:: STATED EXERCISE ::
Wherever the string "диски" appears in a line, extract that line.
[start STORED RECORDS]
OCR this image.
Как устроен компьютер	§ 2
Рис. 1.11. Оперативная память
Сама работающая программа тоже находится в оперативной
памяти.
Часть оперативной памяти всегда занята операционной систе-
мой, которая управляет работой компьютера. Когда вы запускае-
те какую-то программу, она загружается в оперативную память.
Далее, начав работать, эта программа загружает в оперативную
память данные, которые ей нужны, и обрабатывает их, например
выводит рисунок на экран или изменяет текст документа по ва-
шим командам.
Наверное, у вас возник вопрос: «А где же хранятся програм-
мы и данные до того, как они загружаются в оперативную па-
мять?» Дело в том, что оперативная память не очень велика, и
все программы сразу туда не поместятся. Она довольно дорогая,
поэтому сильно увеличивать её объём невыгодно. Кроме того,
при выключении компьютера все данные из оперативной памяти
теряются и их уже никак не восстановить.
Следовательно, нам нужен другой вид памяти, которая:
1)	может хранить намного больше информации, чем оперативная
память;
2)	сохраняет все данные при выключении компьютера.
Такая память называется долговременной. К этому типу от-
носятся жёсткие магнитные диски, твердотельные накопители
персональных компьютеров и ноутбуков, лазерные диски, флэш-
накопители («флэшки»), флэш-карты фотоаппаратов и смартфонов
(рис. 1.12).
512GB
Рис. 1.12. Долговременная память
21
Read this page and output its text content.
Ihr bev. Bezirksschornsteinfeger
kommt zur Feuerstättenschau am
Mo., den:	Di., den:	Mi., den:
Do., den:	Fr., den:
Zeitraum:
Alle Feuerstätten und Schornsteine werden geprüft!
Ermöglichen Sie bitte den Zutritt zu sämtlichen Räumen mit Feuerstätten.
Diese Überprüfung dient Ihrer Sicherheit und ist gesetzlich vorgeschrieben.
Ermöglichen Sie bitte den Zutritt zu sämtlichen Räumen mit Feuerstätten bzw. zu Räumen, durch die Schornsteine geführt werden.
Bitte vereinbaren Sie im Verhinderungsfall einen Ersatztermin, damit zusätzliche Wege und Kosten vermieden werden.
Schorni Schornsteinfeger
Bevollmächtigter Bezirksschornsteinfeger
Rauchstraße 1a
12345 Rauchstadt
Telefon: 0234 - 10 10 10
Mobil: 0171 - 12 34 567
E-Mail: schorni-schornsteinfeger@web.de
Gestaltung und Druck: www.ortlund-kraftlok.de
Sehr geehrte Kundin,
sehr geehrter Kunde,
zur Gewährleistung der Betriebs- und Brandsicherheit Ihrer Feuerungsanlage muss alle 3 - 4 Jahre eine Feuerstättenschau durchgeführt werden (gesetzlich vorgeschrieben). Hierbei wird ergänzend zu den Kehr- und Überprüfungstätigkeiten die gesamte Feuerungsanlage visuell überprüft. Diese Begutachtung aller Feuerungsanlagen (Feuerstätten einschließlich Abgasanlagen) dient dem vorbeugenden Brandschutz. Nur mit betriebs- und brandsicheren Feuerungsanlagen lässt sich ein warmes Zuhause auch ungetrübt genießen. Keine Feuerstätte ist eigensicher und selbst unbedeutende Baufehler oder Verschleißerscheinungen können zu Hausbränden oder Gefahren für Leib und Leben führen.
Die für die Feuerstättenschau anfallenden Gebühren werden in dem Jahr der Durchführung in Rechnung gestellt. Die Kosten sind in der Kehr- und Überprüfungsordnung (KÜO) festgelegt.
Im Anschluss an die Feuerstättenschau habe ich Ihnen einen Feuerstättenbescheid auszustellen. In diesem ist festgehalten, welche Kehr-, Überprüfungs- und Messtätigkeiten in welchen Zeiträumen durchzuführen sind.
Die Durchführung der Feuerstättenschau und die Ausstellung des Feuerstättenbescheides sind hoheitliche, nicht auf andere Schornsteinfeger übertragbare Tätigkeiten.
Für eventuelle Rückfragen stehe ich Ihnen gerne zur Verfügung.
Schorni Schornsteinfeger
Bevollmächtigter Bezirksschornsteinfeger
[end STORED RECORDS]
:: SOLUTION FOR THIS EXERCISE ::
носятся жёсткие магнитные диски, твердотельные накопители
персональных компьютеров и ноутбуков, лазерные диски, флэш-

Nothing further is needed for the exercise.